* Exercise:
Repeat the lines that follow, leaving nothing out.

......

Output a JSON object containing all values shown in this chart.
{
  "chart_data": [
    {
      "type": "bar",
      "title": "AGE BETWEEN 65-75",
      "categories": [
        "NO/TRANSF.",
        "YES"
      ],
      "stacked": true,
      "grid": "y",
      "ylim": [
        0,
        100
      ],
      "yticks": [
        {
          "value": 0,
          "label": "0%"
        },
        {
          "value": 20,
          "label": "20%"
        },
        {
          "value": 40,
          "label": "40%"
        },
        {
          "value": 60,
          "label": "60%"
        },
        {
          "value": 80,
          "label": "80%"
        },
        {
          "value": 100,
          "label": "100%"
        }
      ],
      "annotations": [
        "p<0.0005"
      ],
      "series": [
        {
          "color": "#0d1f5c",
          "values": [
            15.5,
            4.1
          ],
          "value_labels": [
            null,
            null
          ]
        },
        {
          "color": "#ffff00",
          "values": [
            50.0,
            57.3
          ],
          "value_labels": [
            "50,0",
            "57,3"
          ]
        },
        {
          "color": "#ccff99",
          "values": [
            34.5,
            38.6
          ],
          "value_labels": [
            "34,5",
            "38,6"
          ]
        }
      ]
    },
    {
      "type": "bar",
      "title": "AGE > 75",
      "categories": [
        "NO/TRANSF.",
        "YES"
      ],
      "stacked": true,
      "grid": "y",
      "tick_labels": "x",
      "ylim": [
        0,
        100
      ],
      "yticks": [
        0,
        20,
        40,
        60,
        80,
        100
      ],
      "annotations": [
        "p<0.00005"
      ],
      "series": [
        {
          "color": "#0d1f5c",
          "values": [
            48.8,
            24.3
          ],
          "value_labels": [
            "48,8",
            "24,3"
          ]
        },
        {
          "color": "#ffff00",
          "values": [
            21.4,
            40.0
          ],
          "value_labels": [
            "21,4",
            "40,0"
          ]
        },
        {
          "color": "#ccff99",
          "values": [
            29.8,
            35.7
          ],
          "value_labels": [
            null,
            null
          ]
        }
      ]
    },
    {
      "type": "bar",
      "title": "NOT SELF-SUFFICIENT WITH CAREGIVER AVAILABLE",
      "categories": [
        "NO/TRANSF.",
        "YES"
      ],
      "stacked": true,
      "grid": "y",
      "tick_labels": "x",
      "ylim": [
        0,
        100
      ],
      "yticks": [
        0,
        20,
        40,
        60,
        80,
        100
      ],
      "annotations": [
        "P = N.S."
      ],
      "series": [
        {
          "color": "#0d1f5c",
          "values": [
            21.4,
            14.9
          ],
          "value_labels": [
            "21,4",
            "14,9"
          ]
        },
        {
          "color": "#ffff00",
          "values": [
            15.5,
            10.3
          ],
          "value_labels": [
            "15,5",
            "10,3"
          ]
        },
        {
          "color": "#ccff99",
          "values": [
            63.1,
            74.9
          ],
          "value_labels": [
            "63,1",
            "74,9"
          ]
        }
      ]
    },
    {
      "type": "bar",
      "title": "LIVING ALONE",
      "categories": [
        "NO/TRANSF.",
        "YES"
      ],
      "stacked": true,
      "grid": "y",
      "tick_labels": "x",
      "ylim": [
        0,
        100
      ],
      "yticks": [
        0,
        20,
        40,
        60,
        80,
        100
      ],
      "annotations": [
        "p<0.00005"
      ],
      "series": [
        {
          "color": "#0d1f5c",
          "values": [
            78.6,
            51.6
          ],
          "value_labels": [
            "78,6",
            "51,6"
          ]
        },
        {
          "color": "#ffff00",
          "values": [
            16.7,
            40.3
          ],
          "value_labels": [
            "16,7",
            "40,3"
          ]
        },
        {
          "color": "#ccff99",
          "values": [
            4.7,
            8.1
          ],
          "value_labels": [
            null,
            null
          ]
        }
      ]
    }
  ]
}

......

* Solution to this task:
Output a JSON object containing all values shown in this chart.
{
  "chart_data": [
    {
      "type": "bar",
      "title": "AGE BETWEEN 65-75",
      "categories": [
        "NO/TRANSF.",
        "YES"
      ],
      "stacked": true,
      "grid": "y",
      "ylim": [
        0,
        100
      ],
      "yticks": [
        {
          "value": 0,
          "label": "0%"
        },
        {
          "value": 20,
          "label": "20%"
        },
        {
          "value": 40,
          "label": "40%"
        },
        {
          "value": 60,
          "label": "60%"
        },
        {
          "value": 80,
          "label": "80%"
        },
        {
          "value": 100,
          "label": "100%"
        }
      ],
      "annotations": [
        "p<0.0005"
      ],
      "series": [
        {
          "color": "#0d1f5c",
          "values": [
            15.5,
            4.1
          ],
          "value_labels": [
            null,
            null
          ]
        },
        {
          "color": "#ffff00",
          "values": [
            50.0,
            57.3
          ],
          "value_labels": [
            "50,0",
            "57,3"
          ]
        },
        {
          "color": "#ccff99",
          "values": [
            34.5,
            38.6
          ],
          "value_labels": [
            "34,5",
            "38,6"
          ]
        }
      ]
    },
    {
      "type": "bar",
      "title": "AGE > 75",
      "categories": [
        "NO/TRANSF.",
        "YES"
      ],
      "stacked": true,
      "grid": "y",
      "tick_labels": "x",
      "ylim": [
        0,
        100
      ],
      "yticks": [
        0,
        20,
        40,
        60,
        80,
        100
      ],
      "annotations": [
        "p<0.00005"
      ],
      "series": [
        {
          "color": "#0d1f5c",
          "values": [
            48.8,
            24.3
          ],
          "value_labels": [
            "48,8",
            "24,3"
          ]
        },
        {
          "color": "#ffff00",
          "values": [
            21.4,
            40.0
          ],
          "value_labels": [
            "21,4",
            "40,0"
          ]
        },
        {
          "color": "#ccff99",
          "values": [
            29.8,
            35.7
          ],
          "value_labels": [
            null,
            null
          ]
        }
      ]
    },
    {
      "type": "bar",
      "title": "NOT SELF-SUFFICIENT WITH CAREGIVER AVAILABLE",
      "categories": [
        "NO/TRANSF.",
        "YES"
      ],
      "stacked": true,
      "grid": "y",
      "tick_labels": "x",
      "ylim": [
        0,
        100
      ],
      "yticks": [
        0,
        20,
        40,
        60,
        80,
        100
      ],
      "annotations": [
        "P = N.S."
      ],
      "series": [
        {
          "color": "#0d1f5c",
          "values": [
            21.4,
            14.9
          ],
          "value_labels": [
            "21,4",
            "14,9"
          ]
        },
        {
          "color": "#ffff00",
          "values": [
            15.5,
            10.3
          ],
          "value_labels": [
            "15,5",
            "10,3"
          ]
        },
        {
          "color": "#ccff99",
          "values": [
            63.1,
            74.9
          ],
          "value_labels": [
            "63,1",
            "74,9"
          ]
        }
      ]
    },
    {
      "type": "bar",
      "title": "LIVING ALONE",
      "categories": [
        "NO/TRANSF.",
        "YES"
      ],
      "stacked": true,
      "grid": "y",
      "tick_labels": "x",
      "ylim": [
        0,
        100
      ],
      "yticks": [
        0,
        20,
        40,
        60,
        80,
        100
      ],
      "annotations": [
        "p<0.00005"
      ],
      "series": [
        {
          "color": "#0d1f5c",
          "values": [
            78.6,
            51.6
          ],
          "value_labels": [
            "78,6",
            "51,6"
          ]
        },
        {
          "color": "#ffff00",
          "values": [
            16.7,
            40.3
          ],
          "value_labels": [
            "16,7",
            "40,3"
          ]
        },
        {
          "color": "#ccff99",
          "values": [
            4.7,
            8.1
          ],
          "value_labels": [
            null,
            null
          ]
        }
      ]
    }
  ]
}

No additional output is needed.